Here are some records. Copy each one exactly.

[start Input data]

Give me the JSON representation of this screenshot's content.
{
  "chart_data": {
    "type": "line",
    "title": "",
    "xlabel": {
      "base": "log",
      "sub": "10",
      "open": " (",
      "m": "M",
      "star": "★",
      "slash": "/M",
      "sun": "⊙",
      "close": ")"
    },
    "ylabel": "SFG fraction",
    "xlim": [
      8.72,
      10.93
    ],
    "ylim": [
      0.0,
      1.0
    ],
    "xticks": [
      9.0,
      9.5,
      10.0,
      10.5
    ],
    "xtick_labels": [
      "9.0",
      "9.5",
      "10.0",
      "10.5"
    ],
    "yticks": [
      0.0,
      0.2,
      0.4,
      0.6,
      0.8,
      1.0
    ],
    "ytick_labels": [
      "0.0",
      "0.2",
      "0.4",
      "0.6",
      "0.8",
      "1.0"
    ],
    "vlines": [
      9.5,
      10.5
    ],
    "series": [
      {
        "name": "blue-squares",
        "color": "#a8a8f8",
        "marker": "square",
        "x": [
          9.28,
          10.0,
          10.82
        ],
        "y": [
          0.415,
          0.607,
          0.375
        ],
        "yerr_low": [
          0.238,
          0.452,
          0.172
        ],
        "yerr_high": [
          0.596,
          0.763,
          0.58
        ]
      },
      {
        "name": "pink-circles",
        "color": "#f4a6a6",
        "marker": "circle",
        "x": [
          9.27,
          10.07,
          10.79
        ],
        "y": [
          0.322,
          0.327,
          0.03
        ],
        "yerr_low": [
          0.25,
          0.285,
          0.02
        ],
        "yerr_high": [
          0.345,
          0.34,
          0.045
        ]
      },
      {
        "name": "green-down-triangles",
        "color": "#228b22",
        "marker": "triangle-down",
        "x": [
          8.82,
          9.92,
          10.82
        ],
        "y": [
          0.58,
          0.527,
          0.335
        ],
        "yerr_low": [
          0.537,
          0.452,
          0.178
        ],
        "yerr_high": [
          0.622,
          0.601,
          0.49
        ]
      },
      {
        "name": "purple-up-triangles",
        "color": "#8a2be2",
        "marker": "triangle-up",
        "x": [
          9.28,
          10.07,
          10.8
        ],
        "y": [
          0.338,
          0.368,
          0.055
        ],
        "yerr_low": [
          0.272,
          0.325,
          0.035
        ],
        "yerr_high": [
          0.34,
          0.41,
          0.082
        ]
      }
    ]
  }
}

[end Input data]

The solution:
Give me the JSON representation of this screenshot's content.
{
  "chart_data": {
    "type": "line",
    "title": "",
    "xlabel": {
      "base": "log",
      "sub": "10",
      "open": " (",
      "m": "M",
      "star": "★",
      "slash": "/M",
      "sun": "⊙",
      "close": ")"
    },
    "ylabel": "SFG fraction",
    "xlim": [
      8.72,
      10.93
    ],
    "ylim": [
      0.0,
      1.0
    ],
    "xticks": [
      9.0,
      9.5,
      10.0,
      10.5
    ],
    "xtick_labels": [
      "9.0",
      "9.5",
      "10.0",
      "10.5"
    ],
    "yticks": [
      0.0,
      0.2,
      0.4,
      0.6,
      0.8,
      1.0
    ],
    "ytick_labels": [
      "0.0",
      "0.2",
      "0.4",
      "0.6",
      "0.8",
      "1.0"
    ],
    "vlines": [
      9.5,
      10.5
    ],
    "series": [
      {
        "name": "blue-squares",
        "color": "#a8a8f8",
        "marker": "square",
        "x": [
          9.28,
          10.0,
          10.82
        ],
        "y": [
          0.415,
          0.607,
          0.375
        ],
        "yerr_low": [
          0.238,
          0.452,
          0.172
        ],
        "yerr_high": [
          0.596,
          0.763,
          0.58
        ]
      },
      {
        "name": "pink-circles",
        "color": "#f4a6a6",
        "marker": "circle",
        "x": [
          9.27,
          10.07,
          10.79
        ],
        "y": [
          0.322,
          0.327,
          0.03
        ],
        "yerr_low": [
          0.25,
          0.285,
          0.02
        ],
        "yerr_high": [
          0.345,
          0.34,
          0.045
        ]
      },
      {
        "name": "green-down-triangles",
        "color": "#228b22",
        "marker": "triangle-down",
        "x": [
          8.82,
          9.92,
          10.82
        ],
        "y": [
          0.58,
          0.527,
          0.335
        ],
        "yerr_low": [
          0.537,
          0.452,
          0.178
        ],
        "yerr_high": [
          0.622,
          0.601,
          0.49
        ]
      },
      {
        "name": "purple-up-triangles",
        "color": "#8a2be2",
        "marker": "triangle-up",
        "x": [
          9.28,
          10.07,
          10.8
        ],
        "y": [
          0.338,
          0.368,
          0.055
        ],
        "yerr_low": [
          0.272,
          0.325,
          0.035
        ],
        "yerr_high": [
          0.34,
          0.41,
          0.082
        ]
      }
    ]
  }
}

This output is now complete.